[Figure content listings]

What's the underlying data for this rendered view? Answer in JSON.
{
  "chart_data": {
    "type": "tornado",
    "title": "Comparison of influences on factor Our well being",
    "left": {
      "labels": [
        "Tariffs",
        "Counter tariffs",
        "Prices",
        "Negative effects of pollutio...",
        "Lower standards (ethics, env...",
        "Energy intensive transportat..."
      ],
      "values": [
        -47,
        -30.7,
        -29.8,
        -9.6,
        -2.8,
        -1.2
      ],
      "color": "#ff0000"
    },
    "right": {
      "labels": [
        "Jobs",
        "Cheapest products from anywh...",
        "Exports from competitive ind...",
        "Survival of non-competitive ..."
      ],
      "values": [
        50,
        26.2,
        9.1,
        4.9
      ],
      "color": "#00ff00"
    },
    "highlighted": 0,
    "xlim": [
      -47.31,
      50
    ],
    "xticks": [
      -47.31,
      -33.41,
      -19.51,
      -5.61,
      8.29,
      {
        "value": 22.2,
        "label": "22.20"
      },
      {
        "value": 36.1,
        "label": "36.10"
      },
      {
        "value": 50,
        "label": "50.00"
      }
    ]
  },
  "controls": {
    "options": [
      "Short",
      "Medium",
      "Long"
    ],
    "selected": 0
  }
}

= The exercise =
Reproduce the data shown above exactly.

= Solution =
What's the underlying data for this rendered view? Answer in JSON.
{
  "chart_data": {
    "type": "tornado",
    "title": "Comparison of influences on factor Our well being",
    "left": {
      "labels": [
        "Tariffs",
        "Counter tariffs",
        "Prices",
        "Negative effects of pollutio...",
        "Lower standards (ethics, env...",
        "Energy intensive transportat..."
      ],
      "values": [
        -47,
        -30.7,
        -29.8,
        -9.6,
        -2.8,
        -1.2
      ],
      "color": "#ff0000"
    },
    "right": {
      "labels": [
        "Jobs",
        "Cheapest products from anywh...",
        "Exports from competitive ind...",
        "Survival of non-competitive ..."
      ],
      "values": [
        50,
        26.2,
        9.1,
        4.9
      ],
      "color": "#00ff00"
    },
    "highlighted": 0,
    "xlim": [
      -47.31,
      50
    ],
    "xticks": [
      -47.31,
      -33.41,
      -19.51,
      -5.61,
      8.29,
      {
        "value": 22.2,
        "label": "22.20"
      },
      {
        "value": 36.1,
        "label": "36.10"
      },
      {
        "value": 50,
        "label": "50.00"
      }
    ]
  },
  "controls": {
    "options": [
      "Short",
      "Medium",
      "Long"
    ],
    "selected": 0
  }
}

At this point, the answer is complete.